(DATA FOR THE TASK)

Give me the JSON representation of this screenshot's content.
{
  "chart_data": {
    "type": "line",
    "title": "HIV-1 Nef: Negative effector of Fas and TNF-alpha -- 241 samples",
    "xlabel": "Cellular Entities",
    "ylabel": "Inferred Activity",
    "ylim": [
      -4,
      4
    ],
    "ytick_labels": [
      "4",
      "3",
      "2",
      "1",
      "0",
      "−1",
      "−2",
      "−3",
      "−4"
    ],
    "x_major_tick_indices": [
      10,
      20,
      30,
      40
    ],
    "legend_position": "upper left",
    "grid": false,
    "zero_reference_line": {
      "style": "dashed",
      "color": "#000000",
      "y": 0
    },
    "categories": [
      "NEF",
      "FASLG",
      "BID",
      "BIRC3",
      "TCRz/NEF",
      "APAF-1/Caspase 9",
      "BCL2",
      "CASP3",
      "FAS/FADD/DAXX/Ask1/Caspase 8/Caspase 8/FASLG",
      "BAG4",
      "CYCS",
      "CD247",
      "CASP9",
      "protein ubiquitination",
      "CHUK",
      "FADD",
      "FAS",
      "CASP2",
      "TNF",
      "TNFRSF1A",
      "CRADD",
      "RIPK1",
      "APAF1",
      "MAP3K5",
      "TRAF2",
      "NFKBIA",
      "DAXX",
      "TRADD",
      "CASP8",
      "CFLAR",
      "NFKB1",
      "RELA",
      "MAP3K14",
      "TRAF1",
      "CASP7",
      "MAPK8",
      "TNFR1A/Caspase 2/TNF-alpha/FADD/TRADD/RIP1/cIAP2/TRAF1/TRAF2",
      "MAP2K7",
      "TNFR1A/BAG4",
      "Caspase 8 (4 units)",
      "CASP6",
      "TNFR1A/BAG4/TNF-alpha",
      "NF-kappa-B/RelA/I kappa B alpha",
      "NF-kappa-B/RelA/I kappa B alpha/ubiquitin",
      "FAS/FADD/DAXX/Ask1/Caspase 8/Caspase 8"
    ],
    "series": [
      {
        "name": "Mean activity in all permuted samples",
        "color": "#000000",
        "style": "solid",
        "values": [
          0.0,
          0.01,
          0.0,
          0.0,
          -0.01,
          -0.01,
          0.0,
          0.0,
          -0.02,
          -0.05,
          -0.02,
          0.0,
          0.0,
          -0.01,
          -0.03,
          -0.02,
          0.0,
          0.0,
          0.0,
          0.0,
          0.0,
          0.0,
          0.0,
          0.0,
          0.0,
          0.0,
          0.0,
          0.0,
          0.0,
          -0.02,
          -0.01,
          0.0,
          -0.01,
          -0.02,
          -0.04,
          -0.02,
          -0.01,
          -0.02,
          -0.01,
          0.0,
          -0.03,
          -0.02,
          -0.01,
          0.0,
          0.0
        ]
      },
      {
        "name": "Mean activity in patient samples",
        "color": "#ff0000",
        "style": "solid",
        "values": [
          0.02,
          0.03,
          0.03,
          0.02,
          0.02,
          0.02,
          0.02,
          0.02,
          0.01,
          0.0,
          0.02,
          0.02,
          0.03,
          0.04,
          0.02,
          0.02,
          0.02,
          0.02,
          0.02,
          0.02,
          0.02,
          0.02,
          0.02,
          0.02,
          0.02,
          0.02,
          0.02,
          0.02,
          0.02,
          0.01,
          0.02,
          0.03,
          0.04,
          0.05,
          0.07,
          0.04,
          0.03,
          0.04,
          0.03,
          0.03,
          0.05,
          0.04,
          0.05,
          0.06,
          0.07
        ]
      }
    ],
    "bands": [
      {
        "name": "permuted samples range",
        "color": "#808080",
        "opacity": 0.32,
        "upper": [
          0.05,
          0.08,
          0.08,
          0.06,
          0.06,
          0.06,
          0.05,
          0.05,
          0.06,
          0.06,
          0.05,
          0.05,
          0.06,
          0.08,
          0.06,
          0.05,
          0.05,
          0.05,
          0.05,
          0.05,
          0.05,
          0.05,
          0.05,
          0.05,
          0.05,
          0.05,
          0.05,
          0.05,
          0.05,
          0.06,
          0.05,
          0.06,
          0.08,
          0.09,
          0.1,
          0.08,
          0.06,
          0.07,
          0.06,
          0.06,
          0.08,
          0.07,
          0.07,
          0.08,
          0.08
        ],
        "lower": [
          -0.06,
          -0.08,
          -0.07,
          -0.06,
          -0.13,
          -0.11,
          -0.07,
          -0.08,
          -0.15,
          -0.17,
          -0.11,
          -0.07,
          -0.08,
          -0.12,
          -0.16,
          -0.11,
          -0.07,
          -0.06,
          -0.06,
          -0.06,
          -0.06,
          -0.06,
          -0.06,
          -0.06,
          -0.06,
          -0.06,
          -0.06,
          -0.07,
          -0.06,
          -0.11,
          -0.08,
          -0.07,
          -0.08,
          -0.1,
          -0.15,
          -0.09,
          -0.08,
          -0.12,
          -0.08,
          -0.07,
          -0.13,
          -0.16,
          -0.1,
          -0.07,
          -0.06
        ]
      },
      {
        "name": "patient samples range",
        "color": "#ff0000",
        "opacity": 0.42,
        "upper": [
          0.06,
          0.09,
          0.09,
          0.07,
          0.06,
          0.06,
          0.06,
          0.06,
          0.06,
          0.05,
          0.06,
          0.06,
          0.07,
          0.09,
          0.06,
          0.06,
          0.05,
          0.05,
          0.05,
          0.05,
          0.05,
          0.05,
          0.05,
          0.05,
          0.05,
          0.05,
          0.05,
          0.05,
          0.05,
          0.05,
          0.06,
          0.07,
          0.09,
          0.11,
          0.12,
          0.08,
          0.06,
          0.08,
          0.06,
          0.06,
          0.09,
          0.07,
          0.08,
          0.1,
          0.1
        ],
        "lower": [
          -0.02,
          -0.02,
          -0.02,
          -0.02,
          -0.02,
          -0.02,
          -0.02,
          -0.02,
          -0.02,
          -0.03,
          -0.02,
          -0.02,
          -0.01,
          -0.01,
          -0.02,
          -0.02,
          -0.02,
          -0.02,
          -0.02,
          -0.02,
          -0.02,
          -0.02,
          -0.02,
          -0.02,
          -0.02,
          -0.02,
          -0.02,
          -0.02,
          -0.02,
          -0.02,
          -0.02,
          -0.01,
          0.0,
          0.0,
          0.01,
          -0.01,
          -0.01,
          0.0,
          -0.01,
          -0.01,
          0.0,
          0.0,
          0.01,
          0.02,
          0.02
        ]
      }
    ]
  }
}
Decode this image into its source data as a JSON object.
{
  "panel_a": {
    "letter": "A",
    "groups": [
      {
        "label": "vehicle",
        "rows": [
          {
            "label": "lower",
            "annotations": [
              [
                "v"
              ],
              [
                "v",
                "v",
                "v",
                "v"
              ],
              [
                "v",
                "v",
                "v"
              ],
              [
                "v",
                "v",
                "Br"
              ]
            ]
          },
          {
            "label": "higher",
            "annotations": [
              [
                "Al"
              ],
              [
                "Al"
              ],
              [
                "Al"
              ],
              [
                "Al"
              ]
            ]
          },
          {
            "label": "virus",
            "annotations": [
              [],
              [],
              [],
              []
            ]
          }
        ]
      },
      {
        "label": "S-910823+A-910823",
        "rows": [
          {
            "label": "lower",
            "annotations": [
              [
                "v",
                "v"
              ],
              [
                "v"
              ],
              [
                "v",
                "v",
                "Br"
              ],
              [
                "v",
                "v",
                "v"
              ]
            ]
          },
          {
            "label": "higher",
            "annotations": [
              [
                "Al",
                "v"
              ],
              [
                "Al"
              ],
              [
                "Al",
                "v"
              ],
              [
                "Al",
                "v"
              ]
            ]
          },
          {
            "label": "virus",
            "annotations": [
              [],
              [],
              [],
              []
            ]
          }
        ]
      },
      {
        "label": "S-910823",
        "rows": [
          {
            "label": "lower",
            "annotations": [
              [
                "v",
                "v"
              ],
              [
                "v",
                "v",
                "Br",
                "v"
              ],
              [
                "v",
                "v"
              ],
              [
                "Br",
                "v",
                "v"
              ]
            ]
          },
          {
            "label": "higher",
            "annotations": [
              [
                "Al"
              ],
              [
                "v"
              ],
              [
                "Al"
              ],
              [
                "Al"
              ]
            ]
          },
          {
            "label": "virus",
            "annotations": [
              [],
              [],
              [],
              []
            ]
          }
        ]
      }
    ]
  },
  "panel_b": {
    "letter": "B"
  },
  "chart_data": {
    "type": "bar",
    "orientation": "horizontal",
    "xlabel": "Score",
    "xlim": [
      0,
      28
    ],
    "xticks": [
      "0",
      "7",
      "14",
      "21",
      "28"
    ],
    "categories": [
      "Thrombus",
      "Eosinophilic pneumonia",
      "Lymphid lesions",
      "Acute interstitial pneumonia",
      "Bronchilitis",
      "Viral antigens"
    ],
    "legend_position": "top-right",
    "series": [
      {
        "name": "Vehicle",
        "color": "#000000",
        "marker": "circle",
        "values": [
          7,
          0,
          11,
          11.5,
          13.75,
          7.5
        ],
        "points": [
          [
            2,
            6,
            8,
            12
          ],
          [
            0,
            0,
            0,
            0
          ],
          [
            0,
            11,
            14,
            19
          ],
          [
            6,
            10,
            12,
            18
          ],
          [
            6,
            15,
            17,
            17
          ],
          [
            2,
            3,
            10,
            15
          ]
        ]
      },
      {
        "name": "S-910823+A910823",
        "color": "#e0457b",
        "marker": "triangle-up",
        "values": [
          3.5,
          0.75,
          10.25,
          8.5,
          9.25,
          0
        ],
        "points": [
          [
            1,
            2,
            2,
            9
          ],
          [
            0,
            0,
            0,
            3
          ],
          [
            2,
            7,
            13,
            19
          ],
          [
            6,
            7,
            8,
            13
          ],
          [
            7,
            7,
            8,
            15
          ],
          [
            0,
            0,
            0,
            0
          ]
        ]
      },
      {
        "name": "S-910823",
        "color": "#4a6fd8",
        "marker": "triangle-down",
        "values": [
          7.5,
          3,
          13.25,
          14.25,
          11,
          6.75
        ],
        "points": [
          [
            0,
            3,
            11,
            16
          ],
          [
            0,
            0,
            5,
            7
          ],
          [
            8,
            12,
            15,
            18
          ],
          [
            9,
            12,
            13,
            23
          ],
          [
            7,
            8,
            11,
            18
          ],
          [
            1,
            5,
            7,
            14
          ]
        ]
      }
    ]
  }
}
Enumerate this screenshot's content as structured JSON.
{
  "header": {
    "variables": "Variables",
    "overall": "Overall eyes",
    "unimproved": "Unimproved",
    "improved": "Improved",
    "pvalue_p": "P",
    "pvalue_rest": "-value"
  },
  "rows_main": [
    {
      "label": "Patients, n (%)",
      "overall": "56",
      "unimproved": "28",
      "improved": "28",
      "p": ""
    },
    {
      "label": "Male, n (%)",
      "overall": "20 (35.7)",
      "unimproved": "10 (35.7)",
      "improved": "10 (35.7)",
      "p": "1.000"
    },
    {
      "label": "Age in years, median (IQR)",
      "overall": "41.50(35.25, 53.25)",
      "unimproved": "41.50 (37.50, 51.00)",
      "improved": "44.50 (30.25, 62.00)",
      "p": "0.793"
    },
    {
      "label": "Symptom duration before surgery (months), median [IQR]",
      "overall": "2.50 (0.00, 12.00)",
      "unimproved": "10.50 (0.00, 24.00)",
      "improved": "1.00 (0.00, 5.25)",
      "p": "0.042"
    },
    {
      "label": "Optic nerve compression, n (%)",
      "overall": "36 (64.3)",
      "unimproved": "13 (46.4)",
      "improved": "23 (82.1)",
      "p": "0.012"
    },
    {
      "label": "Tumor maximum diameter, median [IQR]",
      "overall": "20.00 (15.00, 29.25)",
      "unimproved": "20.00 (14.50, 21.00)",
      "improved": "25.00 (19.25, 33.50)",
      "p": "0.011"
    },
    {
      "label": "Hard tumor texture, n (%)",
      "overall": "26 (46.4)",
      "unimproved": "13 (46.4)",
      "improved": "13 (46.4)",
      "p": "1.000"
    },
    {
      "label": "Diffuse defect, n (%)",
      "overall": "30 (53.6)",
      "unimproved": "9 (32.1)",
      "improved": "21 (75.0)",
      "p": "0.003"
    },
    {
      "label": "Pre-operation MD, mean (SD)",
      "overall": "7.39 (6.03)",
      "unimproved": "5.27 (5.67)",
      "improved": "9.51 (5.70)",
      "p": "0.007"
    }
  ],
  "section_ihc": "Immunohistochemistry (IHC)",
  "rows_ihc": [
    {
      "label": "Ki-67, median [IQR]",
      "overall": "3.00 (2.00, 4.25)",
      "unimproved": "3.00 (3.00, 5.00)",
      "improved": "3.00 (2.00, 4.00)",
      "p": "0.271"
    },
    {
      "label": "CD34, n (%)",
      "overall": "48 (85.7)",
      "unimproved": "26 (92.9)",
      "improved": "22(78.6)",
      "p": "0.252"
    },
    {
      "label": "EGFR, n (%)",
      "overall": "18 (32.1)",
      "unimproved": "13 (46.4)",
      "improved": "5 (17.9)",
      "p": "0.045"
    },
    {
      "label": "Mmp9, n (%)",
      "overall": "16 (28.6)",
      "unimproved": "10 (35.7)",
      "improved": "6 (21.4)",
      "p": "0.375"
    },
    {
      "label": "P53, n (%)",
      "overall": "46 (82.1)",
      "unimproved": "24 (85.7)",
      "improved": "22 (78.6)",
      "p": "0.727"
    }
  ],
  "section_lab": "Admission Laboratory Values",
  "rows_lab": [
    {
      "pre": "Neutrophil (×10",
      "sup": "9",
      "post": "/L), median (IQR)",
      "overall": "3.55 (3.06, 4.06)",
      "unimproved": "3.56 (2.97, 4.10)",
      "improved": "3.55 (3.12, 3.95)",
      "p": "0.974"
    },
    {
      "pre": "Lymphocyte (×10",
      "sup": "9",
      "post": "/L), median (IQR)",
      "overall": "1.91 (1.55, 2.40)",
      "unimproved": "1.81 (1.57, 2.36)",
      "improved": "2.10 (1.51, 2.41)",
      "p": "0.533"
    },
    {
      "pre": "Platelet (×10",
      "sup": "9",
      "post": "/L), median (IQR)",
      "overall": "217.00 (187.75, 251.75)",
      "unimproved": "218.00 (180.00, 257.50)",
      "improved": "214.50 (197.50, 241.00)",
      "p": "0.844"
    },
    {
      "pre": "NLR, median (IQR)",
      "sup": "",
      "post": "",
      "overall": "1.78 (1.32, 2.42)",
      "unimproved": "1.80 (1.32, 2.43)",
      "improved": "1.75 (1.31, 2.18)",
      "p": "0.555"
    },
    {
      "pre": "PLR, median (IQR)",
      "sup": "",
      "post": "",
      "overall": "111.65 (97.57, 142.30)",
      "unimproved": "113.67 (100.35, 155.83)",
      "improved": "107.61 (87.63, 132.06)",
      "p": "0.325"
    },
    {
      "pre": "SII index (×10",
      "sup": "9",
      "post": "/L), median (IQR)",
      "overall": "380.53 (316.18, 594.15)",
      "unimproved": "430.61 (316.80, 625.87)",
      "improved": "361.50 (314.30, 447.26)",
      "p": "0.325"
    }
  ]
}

(End DATA FOR THE TASK)

> **TASK PROMPT**
For this exercise, gather every line of the data that contains the word "median".

> **RESULT OF THE EXERCISE**
      "label": "Age in years, median (IQR)",
      "label": "Symptom duration before surgery (months), median [IQR]",
      "label": "Tumor maximum diameter, median [IQR]",
      "label": "Ki-67, median [IQR]",
      "post": "/L), median (IQR)",
      "post": "/L), median (IQR)",
      "post": "/L), median (IQR)",
      "pre": "NLR, median (IQR)",
      "pre": "PLR, median (IQR)",
      "post": "/L), median (IQR)",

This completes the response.